Exercise task:
Copy each line in which the string "that" occurs.

━━━━━━━━

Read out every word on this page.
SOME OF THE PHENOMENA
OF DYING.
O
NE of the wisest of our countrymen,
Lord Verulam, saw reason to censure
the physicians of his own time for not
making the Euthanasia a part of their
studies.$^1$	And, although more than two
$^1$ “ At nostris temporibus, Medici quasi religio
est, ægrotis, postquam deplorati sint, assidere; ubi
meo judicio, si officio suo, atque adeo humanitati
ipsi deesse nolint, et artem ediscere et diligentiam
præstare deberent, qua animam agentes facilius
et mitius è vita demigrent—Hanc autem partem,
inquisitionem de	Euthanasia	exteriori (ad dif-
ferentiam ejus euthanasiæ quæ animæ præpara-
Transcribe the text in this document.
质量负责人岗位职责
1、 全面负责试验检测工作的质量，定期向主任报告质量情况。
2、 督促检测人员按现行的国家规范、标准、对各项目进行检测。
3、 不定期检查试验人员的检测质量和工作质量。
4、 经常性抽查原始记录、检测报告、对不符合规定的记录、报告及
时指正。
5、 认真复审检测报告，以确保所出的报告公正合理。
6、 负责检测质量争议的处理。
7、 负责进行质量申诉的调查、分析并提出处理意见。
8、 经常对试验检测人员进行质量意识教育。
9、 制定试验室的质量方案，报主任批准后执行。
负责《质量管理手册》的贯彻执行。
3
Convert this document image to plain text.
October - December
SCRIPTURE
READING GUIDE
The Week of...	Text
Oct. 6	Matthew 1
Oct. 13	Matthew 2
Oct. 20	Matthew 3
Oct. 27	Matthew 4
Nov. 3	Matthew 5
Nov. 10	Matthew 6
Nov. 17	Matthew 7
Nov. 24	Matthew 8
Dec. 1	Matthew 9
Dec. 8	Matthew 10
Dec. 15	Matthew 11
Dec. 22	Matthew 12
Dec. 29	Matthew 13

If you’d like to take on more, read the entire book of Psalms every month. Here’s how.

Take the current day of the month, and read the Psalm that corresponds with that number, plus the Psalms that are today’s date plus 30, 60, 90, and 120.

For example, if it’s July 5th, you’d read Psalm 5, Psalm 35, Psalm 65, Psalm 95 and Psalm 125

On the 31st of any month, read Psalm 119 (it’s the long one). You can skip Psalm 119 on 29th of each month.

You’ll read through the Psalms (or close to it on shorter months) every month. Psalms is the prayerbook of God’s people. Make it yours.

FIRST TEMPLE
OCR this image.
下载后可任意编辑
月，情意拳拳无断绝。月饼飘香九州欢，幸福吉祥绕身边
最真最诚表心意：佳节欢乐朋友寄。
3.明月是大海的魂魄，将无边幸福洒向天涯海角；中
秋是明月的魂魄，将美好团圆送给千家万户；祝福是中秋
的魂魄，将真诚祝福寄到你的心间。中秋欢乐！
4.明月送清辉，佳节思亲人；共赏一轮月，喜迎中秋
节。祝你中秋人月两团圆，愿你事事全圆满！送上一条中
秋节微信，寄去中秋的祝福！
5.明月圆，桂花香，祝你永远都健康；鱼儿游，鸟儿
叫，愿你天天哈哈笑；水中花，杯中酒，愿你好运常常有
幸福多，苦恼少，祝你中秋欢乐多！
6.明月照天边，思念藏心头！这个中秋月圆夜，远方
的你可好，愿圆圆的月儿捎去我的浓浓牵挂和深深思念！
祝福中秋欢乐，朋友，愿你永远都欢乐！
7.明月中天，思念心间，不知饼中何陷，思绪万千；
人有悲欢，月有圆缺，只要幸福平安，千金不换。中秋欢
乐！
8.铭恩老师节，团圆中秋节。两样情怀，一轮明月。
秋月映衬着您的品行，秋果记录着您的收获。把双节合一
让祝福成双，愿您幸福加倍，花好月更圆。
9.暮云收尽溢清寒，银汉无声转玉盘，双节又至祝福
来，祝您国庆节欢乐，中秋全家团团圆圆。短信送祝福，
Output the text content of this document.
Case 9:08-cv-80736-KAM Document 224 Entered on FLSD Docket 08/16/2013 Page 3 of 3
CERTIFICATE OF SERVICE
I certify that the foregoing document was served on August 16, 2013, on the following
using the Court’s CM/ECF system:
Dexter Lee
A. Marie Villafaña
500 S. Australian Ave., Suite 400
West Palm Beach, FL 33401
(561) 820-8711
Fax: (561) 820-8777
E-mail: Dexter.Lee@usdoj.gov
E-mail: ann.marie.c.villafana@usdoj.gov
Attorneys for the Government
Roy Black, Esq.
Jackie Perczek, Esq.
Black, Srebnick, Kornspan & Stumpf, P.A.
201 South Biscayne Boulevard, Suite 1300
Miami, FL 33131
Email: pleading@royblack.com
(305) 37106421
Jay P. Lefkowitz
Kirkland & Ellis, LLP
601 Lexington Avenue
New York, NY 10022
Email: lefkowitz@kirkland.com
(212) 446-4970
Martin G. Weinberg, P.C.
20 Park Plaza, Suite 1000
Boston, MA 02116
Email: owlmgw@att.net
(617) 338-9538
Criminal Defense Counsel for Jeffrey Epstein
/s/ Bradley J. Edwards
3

━━━━━━━━

Answer to the task:
Take the current day of the month, and read the Psalm that corresponds with that number, plus the Psalms that are today’s date plus 30, 60, 90, and 120.
I certify that the foregoing document was served on August 16, 2013, on the following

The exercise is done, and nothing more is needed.